Exercise task
Go through the entries one line at a time, and gather every line that has the word "Coincidenza".

(Dataset excerpts)
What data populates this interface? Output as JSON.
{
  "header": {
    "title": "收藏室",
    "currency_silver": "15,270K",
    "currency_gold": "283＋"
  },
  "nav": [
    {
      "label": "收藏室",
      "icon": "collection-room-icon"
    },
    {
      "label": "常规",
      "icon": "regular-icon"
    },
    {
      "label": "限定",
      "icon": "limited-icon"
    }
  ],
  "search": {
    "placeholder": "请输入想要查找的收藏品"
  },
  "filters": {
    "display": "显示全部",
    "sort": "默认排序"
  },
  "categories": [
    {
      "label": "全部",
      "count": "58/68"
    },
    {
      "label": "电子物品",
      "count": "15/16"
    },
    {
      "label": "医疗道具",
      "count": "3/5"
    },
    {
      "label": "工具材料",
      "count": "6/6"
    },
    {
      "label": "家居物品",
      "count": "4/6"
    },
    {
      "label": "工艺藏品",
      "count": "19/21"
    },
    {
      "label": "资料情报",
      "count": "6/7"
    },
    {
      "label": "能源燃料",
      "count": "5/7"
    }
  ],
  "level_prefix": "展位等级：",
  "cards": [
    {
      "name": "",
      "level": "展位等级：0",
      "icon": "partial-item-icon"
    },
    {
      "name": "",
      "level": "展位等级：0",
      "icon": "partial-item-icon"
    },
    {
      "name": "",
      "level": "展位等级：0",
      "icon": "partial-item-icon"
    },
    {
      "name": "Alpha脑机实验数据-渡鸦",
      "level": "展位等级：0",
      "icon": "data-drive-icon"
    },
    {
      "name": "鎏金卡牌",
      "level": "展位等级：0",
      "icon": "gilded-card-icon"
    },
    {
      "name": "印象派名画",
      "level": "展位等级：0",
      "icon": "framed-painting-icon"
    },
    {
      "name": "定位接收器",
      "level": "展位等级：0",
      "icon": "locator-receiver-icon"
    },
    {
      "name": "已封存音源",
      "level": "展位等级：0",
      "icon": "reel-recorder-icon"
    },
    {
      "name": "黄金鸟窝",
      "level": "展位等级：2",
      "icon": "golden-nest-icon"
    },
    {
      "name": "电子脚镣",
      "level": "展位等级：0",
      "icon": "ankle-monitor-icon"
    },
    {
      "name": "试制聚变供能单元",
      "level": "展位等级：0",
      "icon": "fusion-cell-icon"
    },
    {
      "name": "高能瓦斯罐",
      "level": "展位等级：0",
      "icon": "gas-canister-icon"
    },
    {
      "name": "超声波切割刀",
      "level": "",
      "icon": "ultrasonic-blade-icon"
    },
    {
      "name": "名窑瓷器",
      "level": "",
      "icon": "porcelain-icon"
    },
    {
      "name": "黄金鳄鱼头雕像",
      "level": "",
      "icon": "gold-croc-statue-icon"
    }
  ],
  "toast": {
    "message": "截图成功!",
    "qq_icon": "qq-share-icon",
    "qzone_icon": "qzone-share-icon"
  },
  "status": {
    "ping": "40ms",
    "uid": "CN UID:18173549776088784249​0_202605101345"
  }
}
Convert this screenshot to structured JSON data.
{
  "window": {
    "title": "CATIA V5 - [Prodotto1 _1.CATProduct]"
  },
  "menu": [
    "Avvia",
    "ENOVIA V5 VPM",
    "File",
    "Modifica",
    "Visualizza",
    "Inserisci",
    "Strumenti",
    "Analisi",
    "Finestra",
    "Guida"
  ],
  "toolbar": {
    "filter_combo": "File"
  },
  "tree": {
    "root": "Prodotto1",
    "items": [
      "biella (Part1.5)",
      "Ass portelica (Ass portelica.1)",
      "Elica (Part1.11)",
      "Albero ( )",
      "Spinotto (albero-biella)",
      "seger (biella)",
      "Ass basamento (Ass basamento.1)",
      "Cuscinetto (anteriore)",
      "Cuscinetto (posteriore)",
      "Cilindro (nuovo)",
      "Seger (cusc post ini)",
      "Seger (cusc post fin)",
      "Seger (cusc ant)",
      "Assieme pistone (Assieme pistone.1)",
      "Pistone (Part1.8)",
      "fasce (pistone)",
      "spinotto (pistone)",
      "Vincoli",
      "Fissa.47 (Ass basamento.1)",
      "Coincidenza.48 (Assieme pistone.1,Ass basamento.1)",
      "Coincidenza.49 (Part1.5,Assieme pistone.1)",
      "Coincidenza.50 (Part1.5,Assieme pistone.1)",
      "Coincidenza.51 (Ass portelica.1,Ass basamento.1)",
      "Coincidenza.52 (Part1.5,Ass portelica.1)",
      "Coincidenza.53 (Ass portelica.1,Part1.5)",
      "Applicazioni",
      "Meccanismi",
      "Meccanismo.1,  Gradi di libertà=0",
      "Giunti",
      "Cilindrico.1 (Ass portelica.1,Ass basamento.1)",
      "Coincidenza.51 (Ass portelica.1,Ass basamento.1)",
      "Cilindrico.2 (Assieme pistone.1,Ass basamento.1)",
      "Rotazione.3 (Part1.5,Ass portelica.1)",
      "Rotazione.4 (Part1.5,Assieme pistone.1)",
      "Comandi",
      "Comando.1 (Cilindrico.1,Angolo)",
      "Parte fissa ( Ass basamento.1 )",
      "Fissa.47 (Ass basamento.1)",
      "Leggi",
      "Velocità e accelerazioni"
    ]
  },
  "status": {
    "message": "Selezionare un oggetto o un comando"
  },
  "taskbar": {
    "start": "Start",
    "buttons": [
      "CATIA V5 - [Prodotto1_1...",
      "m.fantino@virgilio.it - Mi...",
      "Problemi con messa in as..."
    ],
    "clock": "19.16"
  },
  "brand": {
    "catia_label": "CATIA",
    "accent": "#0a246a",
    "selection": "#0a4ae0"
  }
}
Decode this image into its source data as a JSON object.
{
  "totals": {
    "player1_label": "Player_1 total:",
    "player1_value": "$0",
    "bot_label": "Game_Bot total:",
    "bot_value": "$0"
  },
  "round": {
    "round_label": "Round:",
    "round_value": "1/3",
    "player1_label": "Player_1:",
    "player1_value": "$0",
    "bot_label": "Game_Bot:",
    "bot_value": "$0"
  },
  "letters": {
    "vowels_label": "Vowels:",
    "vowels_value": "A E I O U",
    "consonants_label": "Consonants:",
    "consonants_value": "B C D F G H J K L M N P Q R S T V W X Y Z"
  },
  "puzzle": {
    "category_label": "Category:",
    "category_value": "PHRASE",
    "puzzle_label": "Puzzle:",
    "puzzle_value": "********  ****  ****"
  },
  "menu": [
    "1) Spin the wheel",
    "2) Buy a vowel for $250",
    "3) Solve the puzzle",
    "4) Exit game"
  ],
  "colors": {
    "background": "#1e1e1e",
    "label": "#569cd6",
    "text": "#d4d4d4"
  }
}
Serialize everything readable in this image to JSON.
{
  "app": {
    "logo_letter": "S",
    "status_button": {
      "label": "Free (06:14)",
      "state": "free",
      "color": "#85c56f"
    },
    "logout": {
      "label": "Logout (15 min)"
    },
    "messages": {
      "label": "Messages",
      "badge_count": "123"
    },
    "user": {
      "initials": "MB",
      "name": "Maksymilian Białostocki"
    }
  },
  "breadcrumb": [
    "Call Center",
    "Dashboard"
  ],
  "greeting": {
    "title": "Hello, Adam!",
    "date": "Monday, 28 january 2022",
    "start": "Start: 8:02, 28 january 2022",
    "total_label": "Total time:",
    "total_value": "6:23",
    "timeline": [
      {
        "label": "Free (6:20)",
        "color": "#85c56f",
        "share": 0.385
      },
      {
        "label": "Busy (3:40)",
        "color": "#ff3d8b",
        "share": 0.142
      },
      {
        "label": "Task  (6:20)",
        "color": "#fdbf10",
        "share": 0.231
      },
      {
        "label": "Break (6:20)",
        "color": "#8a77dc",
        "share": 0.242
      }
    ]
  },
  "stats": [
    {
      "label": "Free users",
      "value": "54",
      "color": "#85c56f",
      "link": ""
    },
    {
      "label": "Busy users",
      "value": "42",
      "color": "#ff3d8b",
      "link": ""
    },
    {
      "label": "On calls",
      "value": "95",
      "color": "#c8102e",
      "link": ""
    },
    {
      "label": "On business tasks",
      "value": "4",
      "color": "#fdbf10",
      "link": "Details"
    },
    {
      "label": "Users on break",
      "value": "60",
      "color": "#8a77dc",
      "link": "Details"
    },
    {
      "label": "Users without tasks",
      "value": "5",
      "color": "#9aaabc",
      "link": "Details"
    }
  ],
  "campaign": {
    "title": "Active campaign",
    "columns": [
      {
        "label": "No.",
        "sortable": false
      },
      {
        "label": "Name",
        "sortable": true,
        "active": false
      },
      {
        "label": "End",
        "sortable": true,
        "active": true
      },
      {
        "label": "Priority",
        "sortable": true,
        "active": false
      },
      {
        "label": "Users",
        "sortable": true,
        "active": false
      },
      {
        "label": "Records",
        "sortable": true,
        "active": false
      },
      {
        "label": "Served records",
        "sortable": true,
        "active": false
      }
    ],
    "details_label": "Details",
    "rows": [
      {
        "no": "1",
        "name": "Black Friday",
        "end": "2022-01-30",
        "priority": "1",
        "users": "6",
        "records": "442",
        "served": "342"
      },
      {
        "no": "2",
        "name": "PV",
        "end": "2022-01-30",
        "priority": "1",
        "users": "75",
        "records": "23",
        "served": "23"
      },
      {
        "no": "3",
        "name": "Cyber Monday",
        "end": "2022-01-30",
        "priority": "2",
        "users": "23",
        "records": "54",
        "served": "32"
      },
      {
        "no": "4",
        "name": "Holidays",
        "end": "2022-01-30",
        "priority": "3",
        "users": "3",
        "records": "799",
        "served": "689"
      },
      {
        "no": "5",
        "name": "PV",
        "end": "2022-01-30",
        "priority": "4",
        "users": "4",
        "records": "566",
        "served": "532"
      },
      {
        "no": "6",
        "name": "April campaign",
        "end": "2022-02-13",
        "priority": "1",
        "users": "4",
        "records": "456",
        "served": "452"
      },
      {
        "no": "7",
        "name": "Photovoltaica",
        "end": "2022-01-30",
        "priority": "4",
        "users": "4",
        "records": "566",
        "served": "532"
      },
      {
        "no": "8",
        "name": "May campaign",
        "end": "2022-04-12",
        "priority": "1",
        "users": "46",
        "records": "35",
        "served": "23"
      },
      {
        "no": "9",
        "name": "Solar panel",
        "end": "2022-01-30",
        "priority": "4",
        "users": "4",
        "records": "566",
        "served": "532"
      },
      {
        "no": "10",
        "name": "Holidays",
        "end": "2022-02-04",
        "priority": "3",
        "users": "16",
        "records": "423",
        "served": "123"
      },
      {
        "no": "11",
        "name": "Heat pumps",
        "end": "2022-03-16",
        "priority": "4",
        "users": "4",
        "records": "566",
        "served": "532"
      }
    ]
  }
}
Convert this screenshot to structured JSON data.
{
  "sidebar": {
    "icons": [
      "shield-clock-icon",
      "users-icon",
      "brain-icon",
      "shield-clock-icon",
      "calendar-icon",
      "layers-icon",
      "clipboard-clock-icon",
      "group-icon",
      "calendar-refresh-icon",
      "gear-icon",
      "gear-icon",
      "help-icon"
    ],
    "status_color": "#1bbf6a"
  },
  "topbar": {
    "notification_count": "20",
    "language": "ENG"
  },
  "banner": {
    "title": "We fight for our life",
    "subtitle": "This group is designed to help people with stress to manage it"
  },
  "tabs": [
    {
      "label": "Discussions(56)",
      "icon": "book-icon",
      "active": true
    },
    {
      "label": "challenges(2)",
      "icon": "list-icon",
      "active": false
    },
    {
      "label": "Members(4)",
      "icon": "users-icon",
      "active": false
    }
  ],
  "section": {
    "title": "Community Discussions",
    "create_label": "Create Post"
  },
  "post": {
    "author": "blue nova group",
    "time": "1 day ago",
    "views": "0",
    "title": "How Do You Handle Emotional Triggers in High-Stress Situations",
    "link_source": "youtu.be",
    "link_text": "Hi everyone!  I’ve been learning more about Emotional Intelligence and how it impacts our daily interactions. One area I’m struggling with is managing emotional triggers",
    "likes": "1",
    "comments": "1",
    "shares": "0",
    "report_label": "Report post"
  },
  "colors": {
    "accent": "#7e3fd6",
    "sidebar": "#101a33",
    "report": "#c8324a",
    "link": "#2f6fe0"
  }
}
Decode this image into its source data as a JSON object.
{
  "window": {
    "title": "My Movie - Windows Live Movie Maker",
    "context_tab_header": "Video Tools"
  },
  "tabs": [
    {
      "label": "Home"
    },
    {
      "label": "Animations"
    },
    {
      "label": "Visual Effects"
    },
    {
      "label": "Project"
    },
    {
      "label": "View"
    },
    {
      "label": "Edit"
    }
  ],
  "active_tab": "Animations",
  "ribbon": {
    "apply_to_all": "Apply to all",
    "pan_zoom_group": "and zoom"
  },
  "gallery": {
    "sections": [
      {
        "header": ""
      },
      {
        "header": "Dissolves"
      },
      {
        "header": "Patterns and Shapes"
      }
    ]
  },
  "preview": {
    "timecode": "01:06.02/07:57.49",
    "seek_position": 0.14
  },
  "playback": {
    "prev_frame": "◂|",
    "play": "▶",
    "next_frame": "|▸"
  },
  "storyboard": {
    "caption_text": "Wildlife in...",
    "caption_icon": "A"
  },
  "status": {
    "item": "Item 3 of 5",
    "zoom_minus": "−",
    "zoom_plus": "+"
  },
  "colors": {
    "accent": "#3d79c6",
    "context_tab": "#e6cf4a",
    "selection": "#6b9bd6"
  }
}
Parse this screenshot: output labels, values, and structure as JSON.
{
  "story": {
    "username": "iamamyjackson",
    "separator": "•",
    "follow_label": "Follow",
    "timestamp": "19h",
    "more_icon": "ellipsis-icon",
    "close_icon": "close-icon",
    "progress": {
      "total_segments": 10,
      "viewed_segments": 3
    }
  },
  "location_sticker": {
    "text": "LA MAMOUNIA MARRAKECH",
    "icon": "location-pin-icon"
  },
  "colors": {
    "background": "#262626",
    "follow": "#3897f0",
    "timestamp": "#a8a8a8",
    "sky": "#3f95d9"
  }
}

Task output
      "Coincidenza.48 (Assieme pistone.1,Ass basamento.1)",
      "Coincidenza.49 (Part1.5,Assieme pistone.1)",
      "Coincidenza.50 (Part1.5,Assieme pistone.1)",
      "Coincidenza.51 (Ass portelica.1,Ass basamento.1)",
      "Coincidenza.52 (Part1.5,Ass portelica.1)",
      "Coincidenza.53 (Ass portelica.1,Part1.5)",
      "Coincidenza.51 (Ass portelica.1,Ass basamento.1)",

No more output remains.